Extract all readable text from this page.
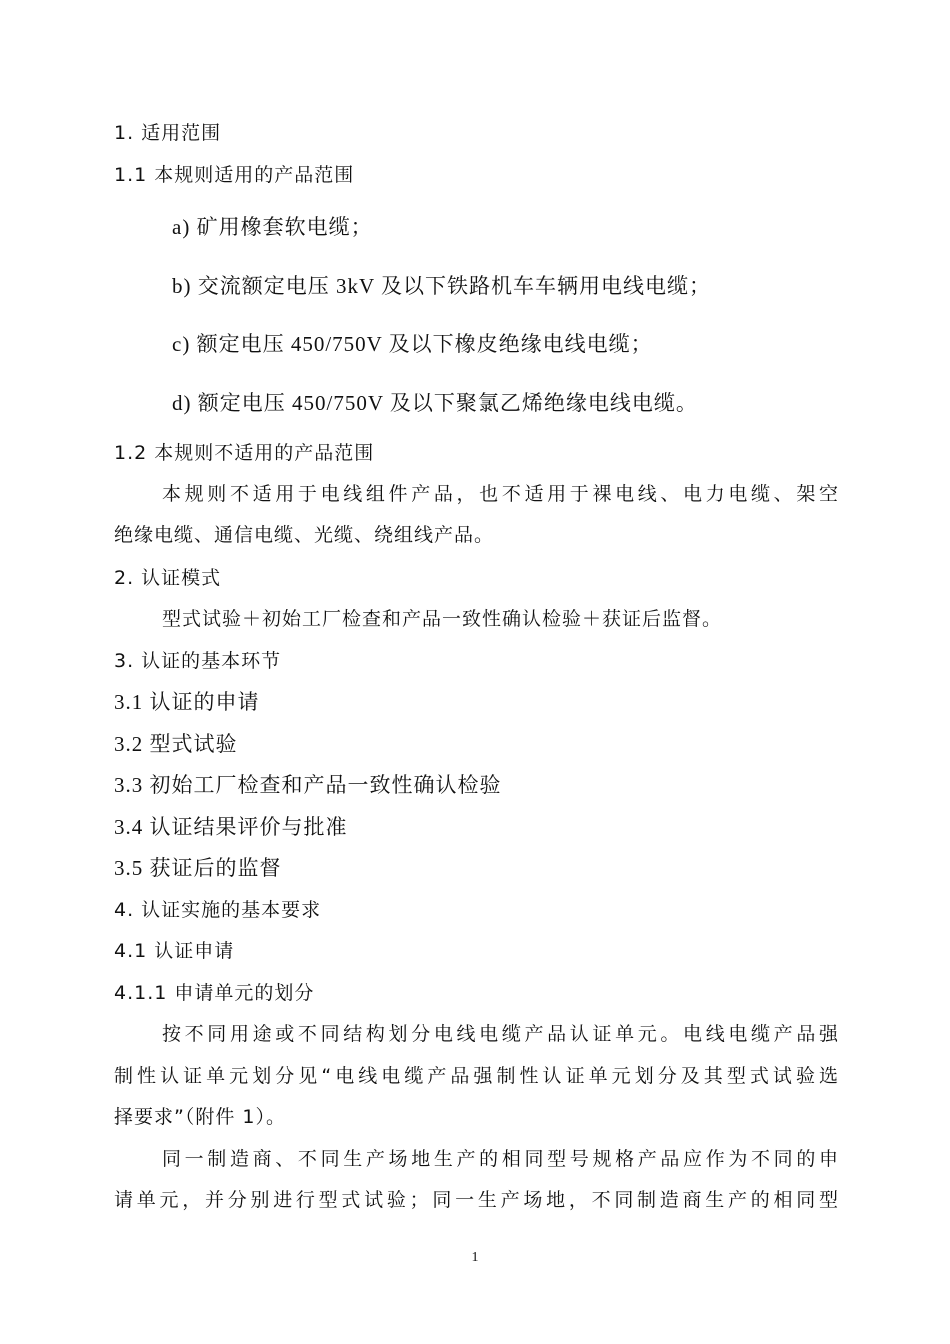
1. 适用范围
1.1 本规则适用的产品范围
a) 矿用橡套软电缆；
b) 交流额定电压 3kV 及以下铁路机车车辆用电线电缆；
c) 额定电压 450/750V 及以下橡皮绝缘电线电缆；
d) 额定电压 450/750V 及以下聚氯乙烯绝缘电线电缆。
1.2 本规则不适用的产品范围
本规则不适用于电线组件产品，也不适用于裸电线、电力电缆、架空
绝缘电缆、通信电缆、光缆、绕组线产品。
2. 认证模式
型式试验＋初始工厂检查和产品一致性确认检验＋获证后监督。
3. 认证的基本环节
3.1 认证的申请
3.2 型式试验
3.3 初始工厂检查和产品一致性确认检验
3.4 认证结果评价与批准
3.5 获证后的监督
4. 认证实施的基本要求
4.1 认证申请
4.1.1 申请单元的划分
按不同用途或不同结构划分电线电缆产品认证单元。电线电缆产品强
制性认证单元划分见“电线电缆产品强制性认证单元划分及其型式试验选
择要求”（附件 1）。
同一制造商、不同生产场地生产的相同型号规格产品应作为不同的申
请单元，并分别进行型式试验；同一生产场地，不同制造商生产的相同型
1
* * *
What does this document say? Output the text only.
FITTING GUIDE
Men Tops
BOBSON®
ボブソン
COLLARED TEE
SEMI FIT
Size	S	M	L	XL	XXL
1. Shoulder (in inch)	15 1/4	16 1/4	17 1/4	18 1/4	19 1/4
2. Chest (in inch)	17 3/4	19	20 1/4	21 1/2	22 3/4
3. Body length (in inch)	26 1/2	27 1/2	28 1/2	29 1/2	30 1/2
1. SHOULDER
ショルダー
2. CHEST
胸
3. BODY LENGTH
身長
* * *
• Work required:
The answer is a single number, the count of lines in the records that contain the string "inch".

• Exercise response:
3